:: WORKING DATA ::
########

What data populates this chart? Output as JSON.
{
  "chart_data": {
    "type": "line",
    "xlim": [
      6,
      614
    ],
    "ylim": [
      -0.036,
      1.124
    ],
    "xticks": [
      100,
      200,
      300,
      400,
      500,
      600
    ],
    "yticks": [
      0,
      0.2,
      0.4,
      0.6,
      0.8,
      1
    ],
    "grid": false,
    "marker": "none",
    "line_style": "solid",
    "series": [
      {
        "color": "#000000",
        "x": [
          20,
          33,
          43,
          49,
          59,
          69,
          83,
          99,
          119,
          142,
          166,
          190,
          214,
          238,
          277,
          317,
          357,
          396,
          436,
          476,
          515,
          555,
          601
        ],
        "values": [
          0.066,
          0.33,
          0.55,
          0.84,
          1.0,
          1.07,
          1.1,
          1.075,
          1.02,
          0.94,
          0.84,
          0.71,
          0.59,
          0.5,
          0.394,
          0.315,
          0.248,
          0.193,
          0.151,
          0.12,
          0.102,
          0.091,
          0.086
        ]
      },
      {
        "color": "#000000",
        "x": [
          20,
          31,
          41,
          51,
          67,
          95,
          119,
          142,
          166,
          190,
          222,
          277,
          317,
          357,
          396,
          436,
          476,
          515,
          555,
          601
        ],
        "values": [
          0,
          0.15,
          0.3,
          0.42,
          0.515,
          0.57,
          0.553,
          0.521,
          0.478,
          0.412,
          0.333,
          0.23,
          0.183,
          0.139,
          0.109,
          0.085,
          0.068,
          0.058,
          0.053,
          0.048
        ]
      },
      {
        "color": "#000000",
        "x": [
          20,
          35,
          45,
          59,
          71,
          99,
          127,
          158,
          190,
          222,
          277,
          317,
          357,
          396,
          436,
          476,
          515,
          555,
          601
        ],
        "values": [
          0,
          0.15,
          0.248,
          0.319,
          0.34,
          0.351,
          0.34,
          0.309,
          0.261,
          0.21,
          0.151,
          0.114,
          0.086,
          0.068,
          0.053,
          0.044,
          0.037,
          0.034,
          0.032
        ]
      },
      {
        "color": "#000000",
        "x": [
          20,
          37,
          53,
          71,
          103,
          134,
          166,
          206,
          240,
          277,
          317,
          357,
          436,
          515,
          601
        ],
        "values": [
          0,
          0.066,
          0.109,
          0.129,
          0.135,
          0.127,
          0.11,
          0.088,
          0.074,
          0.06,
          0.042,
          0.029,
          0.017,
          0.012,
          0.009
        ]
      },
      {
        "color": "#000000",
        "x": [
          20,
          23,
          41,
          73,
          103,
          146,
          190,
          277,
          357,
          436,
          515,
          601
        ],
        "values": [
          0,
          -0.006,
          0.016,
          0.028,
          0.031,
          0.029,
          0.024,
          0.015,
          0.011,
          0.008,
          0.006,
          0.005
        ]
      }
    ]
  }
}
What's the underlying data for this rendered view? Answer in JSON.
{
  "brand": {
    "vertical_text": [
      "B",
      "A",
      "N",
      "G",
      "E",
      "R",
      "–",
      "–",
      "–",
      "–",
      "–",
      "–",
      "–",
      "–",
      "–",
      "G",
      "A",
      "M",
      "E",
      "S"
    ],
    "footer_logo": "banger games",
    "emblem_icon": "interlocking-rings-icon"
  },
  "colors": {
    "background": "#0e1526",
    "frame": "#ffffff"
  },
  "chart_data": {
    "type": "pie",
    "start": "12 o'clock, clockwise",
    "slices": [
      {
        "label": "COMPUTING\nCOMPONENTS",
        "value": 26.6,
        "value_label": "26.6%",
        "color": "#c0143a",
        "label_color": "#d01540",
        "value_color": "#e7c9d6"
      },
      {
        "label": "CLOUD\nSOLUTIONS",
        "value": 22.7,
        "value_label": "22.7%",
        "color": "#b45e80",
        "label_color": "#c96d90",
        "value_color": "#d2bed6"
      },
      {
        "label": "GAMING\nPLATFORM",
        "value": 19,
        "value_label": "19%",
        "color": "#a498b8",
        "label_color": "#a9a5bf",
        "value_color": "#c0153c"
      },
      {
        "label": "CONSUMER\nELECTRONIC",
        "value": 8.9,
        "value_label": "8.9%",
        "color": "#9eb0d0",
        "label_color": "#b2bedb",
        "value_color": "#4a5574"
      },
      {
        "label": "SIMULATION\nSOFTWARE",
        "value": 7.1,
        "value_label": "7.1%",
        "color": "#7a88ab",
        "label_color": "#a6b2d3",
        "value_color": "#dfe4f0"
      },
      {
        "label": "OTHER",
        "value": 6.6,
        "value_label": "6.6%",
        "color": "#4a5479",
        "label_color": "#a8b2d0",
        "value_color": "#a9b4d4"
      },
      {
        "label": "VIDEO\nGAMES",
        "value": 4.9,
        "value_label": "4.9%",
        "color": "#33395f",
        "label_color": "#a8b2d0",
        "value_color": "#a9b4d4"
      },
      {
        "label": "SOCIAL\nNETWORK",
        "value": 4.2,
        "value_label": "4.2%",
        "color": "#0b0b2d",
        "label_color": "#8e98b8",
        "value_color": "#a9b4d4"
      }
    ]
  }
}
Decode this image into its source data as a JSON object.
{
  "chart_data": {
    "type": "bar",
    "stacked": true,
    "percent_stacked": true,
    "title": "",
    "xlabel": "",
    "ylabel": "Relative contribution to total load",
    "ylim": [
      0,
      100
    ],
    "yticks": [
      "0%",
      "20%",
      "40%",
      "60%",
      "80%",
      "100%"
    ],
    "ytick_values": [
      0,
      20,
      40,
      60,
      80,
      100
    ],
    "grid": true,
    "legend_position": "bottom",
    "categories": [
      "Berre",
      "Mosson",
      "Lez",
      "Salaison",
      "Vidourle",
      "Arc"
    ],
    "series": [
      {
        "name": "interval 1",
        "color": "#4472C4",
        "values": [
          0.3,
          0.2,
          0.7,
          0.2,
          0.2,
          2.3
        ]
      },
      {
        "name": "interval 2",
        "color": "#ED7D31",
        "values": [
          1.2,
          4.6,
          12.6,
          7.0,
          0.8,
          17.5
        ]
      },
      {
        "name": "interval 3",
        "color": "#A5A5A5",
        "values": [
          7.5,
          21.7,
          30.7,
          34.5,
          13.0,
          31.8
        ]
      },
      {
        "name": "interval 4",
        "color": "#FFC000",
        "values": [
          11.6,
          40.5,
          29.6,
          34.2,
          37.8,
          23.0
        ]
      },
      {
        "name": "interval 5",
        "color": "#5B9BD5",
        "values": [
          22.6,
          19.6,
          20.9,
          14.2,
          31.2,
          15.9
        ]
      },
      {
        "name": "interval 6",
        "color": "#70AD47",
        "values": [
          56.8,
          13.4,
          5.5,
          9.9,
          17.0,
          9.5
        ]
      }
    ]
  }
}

########

:: PROBLEM ::
Collect each line of the entries that has the word "JSON", copying it in full.

:: EXPECTED ANSWER ::
What data populates this chart? Output as JSON.
What's the underlying data for this rendered view? Answer in JSON.
Decode this image into its source data as a JSON object.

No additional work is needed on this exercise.